Problem details
Could you rewrite the paragraph of the forum post starting "I have an energy system" more briefly while keeping its main facts?

Passage shown
Hello everyone,
I have an energy system in which two offsetConverters should map a converter that participates at two different markets. I would like to limit the sum of the flows of the two offset converters, but I am having problems with this.
I have tried two approaches:
- in the first approach I tried to define my own limit_active_flow_count constraint, but I don’t know which keyword I have to use instead of “status” to consider the flow not only as a binary variable but the actual flow
myblock = po.Block()
om.add_component("MyBlock", myblock)
def limit_active_flow_count_rule(m, t):
expr = (om.NonConvexFlowBlock.status[b_el, electrolyzer1, t] + om.NonConvexFlowBlock.status[b_el_affr, electrolyzer2, t] <= P_in_max)
return expr
myblock.limit_active_flow_count = po.Constraint(om.TIMESTEPS, rule=limit_active_flow_count_rule)
- in the second approach I have oriented myself to the shared_limit constraint. Here I get the error with the “quantity” variable that the OffsetConverterBlock has no “inputs” attribute
solph.constraints.shared_limit(
model = om,
quantity = om.OffsetConverterBlock.inputs,
limit_name = "Input Flow Limit",
components = [electrolyzer1, electrolyzer2],
weights =[1,1],
upper_limit = 20
)
Could someone help me if the approaches can work and what I might have to change?

(Bounding box prediction data)
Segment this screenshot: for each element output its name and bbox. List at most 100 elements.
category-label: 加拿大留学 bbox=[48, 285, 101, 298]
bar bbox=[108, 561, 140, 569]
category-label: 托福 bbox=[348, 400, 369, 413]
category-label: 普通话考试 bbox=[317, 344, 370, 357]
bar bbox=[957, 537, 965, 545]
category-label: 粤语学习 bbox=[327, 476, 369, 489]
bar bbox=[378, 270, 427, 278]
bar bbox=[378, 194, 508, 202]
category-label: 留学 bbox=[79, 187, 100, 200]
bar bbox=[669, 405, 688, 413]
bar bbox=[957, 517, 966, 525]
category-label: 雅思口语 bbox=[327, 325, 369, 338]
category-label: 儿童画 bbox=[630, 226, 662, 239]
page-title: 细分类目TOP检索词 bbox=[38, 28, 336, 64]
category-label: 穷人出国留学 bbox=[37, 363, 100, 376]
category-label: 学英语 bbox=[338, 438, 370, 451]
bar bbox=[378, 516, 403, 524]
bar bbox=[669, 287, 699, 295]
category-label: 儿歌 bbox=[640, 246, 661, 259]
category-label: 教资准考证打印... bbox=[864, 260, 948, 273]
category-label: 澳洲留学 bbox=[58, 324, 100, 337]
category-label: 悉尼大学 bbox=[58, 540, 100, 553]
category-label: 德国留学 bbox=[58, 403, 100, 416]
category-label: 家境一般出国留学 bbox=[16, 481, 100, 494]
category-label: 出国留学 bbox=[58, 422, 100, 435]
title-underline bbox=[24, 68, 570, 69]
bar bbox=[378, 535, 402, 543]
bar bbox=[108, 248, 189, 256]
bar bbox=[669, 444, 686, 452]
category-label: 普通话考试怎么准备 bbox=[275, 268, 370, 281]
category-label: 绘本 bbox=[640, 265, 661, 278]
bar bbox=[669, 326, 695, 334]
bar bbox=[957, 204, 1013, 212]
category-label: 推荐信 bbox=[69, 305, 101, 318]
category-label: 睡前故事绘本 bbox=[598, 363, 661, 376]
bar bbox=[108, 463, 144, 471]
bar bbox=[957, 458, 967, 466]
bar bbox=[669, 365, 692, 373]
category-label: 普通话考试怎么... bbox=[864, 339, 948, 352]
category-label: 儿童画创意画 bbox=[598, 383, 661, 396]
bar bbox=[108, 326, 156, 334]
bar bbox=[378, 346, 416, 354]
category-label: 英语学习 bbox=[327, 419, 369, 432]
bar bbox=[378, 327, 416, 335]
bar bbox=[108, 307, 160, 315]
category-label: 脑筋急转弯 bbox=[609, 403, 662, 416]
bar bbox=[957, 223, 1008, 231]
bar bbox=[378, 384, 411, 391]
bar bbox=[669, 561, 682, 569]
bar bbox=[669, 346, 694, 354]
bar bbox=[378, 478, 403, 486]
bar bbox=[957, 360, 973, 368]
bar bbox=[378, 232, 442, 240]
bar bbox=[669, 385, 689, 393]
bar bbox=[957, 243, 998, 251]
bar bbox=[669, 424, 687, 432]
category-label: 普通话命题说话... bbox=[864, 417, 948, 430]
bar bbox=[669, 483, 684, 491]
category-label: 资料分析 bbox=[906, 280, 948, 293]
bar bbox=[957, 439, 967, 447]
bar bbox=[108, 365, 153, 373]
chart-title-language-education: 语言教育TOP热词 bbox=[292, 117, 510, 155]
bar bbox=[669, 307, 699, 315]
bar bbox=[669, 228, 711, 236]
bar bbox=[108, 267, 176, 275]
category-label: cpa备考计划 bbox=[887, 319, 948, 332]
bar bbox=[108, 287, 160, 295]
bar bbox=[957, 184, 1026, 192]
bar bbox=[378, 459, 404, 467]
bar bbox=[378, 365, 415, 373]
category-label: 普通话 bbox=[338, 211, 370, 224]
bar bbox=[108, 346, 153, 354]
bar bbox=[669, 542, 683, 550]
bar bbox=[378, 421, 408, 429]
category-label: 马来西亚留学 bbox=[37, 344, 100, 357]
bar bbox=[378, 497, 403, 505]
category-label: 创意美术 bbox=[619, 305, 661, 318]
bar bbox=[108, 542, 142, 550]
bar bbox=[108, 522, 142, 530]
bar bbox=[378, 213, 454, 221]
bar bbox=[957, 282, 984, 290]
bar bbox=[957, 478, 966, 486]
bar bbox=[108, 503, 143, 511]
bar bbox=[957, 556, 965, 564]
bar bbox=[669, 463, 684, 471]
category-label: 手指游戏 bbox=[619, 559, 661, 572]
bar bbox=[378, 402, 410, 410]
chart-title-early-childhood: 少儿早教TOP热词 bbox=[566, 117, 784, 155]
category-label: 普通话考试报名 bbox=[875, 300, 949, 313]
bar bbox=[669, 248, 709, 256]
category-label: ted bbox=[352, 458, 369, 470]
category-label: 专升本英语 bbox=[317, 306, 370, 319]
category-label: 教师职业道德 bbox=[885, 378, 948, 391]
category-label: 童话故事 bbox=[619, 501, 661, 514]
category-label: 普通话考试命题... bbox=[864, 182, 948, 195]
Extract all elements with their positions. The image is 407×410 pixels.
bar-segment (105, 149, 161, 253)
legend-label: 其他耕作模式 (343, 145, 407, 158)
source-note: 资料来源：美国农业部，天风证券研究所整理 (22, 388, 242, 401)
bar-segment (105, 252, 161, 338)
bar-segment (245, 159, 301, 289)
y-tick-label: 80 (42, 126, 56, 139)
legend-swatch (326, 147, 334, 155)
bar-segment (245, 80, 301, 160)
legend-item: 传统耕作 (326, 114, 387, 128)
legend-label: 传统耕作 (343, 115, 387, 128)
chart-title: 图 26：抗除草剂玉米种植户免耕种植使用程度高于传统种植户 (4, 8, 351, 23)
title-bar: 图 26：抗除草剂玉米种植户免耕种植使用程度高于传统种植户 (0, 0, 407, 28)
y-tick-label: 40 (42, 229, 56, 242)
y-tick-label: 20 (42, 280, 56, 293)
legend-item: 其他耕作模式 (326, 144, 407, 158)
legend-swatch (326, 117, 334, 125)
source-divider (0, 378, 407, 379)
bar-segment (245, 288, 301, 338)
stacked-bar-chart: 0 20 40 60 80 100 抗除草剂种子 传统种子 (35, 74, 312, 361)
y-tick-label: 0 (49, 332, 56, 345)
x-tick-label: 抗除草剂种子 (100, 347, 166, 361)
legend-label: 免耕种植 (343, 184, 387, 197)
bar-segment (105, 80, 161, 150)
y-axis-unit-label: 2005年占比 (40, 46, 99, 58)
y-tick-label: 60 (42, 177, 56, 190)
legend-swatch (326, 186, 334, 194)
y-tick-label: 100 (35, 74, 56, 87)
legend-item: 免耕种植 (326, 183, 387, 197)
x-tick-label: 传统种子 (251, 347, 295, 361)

Solution for this exercise
My energy system uses two offsetConverters to map one converter that participates in two different markets. I want to limit the sum of their two flows but am having problems doing so.